:: Problem details ::
Look through the lines below and extract each one that contains "base".
————————
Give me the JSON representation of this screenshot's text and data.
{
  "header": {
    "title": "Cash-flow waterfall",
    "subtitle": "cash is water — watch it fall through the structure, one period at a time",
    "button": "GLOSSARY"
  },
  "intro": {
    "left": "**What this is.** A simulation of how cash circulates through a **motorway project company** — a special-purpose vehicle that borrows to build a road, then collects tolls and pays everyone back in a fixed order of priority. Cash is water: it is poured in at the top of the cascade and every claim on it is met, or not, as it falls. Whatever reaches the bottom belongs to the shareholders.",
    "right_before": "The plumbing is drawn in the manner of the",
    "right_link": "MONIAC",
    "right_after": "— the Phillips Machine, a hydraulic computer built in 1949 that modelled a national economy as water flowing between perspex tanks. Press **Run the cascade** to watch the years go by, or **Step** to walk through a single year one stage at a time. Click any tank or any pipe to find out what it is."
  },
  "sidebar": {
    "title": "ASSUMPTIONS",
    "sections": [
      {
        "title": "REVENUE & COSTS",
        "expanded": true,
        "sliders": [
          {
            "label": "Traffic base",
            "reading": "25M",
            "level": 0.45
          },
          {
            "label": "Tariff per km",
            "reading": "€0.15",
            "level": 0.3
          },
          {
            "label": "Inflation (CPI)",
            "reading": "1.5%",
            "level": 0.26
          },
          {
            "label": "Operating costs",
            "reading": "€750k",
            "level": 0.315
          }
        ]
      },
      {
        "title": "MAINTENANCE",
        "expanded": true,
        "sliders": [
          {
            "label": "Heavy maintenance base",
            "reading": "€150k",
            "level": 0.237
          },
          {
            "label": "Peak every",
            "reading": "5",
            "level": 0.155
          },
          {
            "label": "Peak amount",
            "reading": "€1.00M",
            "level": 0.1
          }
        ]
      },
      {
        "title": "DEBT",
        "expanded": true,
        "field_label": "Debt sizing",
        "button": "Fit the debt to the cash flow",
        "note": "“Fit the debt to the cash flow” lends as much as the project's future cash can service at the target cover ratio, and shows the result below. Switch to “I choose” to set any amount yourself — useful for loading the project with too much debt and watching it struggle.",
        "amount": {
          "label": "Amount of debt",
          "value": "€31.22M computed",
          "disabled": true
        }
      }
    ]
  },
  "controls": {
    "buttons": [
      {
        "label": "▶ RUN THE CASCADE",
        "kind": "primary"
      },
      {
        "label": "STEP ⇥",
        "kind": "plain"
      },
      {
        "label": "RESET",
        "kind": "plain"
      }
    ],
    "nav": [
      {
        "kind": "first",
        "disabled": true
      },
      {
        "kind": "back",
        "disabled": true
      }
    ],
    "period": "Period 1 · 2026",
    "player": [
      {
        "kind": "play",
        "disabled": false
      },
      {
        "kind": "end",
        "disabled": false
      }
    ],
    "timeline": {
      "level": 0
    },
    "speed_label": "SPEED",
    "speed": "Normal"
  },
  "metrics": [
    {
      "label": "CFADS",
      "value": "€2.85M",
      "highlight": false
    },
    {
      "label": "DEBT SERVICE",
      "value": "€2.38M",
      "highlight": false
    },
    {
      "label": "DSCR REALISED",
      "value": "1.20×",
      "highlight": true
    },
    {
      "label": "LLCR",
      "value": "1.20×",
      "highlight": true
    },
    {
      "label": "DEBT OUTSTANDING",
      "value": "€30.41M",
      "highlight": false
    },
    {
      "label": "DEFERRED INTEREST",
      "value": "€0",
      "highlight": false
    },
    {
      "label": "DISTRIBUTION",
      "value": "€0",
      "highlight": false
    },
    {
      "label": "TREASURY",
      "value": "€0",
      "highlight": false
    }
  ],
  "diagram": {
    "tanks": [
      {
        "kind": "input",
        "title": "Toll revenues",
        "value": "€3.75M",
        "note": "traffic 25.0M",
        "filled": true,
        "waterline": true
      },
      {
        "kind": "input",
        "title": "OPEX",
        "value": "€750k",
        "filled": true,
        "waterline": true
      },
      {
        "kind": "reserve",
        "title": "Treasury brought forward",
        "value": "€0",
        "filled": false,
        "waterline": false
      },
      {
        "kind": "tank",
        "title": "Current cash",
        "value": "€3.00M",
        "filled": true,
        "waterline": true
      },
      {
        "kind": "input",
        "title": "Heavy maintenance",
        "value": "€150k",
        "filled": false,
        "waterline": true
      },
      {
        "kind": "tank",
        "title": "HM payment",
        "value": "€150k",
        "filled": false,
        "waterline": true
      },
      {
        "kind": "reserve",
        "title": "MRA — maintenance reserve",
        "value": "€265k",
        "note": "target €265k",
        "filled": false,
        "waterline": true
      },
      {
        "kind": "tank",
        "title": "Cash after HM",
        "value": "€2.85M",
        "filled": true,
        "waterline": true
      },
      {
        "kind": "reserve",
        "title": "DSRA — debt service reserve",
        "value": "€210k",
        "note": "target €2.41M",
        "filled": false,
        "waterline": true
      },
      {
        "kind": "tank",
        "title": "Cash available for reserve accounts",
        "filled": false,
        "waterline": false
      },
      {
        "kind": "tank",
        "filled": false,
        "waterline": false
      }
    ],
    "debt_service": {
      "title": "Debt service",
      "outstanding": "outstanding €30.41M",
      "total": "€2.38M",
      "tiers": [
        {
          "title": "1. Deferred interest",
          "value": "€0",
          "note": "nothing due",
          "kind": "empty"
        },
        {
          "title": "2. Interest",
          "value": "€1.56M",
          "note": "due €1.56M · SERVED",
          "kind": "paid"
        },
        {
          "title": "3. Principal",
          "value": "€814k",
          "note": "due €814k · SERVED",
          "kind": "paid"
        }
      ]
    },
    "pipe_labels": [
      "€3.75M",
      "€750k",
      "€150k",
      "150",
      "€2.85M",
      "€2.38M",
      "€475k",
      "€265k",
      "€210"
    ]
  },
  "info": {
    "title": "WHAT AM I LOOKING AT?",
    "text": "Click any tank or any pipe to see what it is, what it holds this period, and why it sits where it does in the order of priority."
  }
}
————————
:: Finished exercise ::
            "label": "Traffic base",
            "label": "Heavy maintenance base",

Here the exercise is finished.